### STORED DATA
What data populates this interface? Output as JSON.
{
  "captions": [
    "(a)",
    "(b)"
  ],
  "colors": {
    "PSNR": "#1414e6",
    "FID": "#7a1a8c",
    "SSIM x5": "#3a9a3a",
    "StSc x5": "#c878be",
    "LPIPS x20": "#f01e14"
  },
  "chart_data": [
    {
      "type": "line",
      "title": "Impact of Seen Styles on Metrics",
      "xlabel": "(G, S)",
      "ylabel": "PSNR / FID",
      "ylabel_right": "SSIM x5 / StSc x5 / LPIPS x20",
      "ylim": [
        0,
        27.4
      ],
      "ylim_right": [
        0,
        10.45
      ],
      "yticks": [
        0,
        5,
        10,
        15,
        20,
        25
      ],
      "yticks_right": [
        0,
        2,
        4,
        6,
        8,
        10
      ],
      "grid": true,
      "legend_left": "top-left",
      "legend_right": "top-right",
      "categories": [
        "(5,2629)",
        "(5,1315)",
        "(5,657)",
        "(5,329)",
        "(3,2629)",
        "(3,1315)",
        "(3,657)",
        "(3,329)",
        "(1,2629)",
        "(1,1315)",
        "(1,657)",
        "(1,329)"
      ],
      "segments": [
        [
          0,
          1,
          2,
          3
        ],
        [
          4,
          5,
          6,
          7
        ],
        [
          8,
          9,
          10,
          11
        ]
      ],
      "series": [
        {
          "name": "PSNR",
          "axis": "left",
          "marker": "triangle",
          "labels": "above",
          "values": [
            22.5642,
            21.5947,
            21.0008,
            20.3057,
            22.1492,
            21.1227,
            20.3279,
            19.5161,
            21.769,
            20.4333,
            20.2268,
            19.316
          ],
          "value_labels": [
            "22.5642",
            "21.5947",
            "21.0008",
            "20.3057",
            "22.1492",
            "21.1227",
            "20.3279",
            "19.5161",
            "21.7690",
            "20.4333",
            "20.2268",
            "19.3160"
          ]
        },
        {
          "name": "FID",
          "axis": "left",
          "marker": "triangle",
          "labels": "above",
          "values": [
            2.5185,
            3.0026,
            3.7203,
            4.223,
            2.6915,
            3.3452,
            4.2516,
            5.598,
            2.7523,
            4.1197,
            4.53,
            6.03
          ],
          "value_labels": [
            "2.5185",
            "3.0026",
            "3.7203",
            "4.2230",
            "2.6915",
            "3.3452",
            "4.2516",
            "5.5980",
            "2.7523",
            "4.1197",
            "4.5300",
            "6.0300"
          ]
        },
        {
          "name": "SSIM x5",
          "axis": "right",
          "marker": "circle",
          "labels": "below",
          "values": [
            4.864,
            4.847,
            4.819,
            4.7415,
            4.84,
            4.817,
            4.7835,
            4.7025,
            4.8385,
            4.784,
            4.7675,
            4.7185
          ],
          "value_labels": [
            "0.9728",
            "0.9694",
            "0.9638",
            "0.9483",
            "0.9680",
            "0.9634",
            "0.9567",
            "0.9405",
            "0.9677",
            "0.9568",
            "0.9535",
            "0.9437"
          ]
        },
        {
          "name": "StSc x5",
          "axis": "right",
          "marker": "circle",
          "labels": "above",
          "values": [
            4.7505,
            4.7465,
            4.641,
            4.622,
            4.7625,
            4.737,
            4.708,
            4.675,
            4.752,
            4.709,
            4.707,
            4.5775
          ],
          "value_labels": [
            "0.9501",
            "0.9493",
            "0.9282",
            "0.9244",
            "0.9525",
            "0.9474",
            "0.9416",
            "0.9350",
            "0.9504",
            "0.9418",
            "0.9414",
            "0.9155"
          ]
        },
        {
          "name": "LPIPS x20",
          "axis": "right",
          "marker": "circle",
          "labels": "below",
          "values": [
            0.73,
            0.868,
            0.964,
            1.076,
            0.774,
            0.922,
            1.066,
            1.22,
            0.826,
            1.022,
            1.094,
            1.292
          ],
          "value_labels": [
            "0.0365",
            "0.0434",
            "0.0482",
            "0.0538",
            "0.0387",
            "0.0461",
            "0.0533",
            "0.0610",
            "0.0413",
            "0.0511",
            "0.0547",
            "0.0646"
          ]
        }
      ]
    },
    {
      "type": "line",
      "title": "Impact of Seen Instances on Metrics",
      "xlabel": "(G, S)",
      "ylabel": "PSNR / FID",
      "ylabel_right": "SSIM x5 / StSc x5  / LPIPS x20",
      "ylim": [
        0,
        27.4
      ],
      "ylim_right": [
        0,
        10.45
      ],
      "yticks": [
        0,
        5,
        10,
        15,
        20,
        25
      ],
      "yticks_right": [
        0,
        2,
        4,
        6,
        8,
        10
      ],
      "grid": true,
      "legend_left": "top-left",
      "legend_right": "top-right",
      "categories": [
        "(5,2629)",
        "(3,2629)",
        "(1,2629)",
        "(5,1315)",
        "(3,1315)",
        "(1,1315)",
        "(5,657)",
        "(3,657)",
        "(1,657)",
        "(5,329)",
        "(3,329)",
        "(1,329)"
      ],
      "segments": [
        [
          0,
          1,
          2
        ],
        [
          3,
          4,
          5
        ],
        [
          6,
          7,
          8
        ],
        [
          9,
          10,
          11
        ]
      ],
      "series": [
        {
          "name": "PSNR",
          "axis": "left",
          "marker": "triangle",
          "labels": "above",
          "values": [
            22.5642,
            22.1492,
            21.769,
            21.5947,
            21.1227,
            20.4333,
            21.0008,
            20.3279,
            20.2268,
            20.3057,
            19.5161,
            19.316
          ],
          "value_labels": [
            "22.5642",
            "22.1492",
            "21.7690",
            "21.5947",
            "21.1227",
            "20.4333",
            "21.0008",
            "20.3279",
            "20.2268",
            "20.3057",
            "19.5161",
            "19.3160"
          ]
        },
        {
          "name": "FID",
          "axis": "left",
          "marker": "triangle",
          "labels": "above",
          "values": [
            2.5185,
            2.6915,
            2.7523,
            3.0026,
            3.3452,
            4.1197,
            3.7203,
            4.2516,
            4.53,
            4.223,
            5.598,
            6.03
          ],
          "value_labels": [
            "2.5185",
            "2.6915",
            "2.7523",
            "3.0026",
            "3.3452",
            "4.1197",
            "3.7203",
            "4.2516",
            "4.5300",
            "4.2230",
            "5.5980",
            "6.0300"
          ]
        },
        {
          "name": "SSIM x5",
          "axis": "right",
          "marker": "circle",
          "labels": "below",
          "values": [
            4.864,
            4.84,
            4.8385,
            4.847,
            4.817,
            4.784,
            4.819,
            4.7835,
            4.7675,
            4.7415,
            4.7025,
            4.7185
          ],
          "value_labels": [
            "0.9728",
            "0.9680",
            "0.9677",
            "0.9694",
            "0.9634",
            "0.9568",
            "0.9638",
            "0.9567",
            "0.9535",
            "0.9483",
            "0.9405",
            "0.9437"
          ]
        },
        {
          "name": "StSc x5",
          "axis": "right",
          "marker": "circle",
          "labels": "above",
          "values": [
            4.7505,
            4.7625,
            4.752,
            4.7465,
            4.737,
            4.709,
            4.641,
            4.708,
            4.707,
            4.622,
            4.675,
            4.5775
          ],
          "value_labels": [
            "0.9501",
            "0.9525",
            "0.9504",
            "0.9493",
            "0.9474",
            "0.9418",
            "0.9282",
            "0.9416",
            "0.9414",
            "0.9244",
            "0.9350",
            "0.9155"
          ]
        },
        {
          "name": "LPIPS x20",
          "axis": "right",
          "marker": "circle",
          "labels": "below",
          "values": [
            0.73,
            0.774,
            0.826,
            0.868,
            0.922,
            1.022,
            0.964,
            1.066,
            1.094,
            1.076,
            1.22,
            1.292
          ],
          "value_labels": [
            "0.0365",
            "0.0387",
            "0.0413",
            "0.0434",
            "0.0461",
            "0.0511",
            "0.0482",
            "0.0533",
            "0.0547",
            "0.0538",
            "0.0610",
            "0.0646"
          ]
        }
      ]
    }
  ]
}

### WHAT TO DO
Set out every line from the material that contains the string "Metrics".

### RESULT OF THIS EXERCISE
      "title": "Impact of Seen Styles on Metrics",
      "title": "Impact of Seen Instances on Metrics",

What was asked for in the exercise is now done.